### [RECORDS FOR THIS EXERCISE]
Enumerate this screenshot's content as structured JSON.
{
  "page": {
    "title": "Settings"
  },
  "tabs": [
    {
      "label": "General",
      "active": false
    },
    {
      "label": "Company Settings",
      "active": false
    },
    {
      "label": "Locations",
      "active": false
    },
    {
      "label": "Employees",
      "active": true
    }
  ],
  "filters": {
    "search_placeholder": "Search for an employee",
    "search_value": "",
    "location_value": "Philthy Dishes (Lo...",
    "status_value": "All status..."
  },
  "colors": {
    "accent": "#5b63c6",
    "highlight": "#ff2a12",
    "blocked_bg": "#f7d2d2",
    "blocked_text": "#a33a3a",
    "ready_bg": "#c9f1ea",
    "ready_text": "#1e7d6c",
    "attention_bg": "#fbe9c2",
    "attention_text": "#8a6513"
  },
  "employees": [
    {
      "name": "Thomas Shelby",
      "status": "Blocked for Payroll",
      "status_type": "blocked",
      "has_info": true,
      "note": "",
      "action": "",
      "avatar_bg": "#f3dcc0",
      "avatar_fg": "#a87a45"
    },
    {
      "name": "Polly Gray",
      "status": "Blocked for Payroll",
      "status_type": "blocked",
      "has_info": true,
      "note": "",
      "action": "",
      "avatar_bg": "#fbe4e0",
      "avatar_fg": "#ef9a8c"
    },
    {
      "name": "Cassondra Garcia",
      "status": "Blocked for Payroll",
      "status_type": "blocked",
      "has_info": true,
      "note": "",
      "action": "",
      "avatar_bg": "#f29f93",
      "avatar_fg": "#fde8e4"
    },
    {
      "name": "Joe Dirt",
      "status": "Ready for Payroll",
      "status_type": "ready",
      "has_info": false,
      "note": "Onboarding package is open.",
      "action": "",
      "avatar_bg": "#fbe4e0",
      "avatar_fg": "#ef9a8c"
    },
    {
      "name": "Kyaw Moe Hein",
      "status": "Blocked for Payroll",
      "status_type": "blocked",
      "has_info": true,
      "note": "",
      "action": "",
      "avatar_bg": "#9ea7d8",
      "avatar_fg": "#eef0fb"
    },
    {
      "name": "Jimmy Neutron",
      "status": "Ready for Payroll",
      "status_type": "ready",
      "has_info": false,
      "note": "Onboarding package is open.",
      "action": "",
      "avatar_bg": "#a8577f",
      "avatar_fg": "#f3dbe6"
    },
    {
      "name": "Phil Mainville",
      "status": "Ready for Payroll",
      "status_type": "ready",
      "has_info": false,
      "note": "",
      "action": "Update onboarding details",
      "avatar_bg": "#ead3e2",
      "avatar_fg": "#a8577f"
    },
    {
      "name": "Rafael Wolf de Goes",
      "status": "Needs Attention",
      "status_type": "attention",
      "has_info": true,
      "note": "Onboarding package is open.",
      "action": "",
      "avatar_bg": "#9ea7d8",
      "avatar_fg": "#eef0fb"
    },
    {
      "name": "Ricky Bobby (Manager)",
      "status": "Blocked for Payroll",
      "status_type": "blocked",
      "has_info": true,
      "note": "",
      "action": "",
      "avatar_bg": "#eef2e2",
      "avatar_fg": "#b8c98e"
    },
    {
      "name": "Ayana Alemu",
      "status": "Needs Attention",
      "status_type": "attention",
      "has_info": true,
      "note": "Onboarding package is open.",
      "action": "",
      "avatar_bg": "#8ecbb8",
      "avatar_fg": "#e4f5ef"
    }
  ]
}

### [THE TASK]
Write out the whole listing again, exactly as it stands.

### [EXERCISE SOLUTION]
Enumerate this screenshot's content as structured JSON.
{
  "page": {
    "title": "Settings"
  },
  "tabs": [
    {
      "label": "General",
      "active": false
    },
    {
      "label": "Company Settings",
      "active": false
    },
    {
      "label": "Locations",
      "active": false
    },
    {
      "label": "Employees",
      "active": true
    }
  ],
  "filters": {
    "search_placeholder": "Search for an employee",
    "search_value": "",
    "location_value": "Philthy Dishes (Lo...",
    "status_value": "All status..."
  },
  "colors": {
    "accent": "#5b63c6",
    "highlight": "#ff2a12",
    "blocked_bg": "#f7d2d2",
    "blocked_text": "#a33a3a",
    "ready_bg": "#c9f1ea",
    "ready_text": "#1e7d6c",
    "attention_bg": "#fbe9c2",
    "attention_text": "#8a6513"
  },
  "employees": [
    {
      "name": "Thomas Shelby",
      "status": "Blocked for Payroll",
      "status_type": "blocked",
      "has_info": true,
      "note": "",
      "action": "",
      "avatar_bg": "#f3dcc0",
      "avatar_fg": "#a87a45"
    },
    {
      "name": "Polly Gray",
      "status": "Blocked for Payroll",
      "status_type": "blocked",
      "has_info": true,
      "note": "",
      "action": "",
      "avatar_bg": "#fbe4e0",
      "avatar_fg": "#ef9a8c"
    },
    {
      "name": "Cassondra Garcia",
      "status": "Blocked for Payroll",
      "status_type": "blocked",
      "has_info": true,
      "note": "",
      "action": "",
      "avatar_bg": "#f29f93",
      "avatar_fg": "#fde8e4"
    },
    {
      "name": "Joe Dirt",
      "status": "Ready for Payroll",
      "status_type": "ready",
      "has_info": false,
      "note": "Onboarding package is open.",
      "action": "",
      "avatar_bg": "#fbe4e0",
      "avatar_fg": "#ef9a8c"
    },
    {
      "name": "Kyaw Moe Hein",
      "status": "Blocked for Payroll",
      "status_type": "blocked",
      "has_info": true,
      "note": "",
      "action": "",
      "avatar_bg": "#9ea7d8",
      "avatar_fg": "#eef0fb"
    },
    {
      "name": "Jimmy Neutron",
      "status": "Ready for Payroll",
      "status_type": "ready",
      "has_info": false,
      "note": "Onboarding package is open.",
      "action": "",
      "avatar_bg": "#a8577f",
      "avatar_fg": "#f3dbe6"
    },
    {
      "name": "Phil Mainville",
      "status": "Ready for Payroll",
      "status_type": "ready",
      "has_info": false,
      "note": "",
      "action": "Update onboarding details",
      "avatar_bg": "#ead3e2",
      "avatar_fg": "#a8577f"
    },
    {
      "name": "Rafael Wolf de Goes",
      "status": "Needs Attention",
      "status_type": "attention",
      "has_info": true,
      "note": "Onboarding package is open.",
      "action": "",
      "avatar_bg": "#9ea7d8",
      "avatar_fg": "#eef0fb"
    },
    {
      "name": "Ricky Bobby (Manager)",
      "status": "Blocked for Payroll",
      "status_type": "blocked",
      "has_info": true,
      "note": "",
      "action": "",
      "avatar_bg": "#eef2e2",
      "avatar_fg": "#b8c98e"
    },
    {
      "name": "Ayana Alemu",
      "status": "Needs Attention",
      "status_type": "attention",
      "has_info": true,
      "note": "Onboarding package is open.",
      "action": "",
      "avatar_bg": "#8ecbb8",
      "avatar_fg": "#e4f5ef"
    }
  ]
}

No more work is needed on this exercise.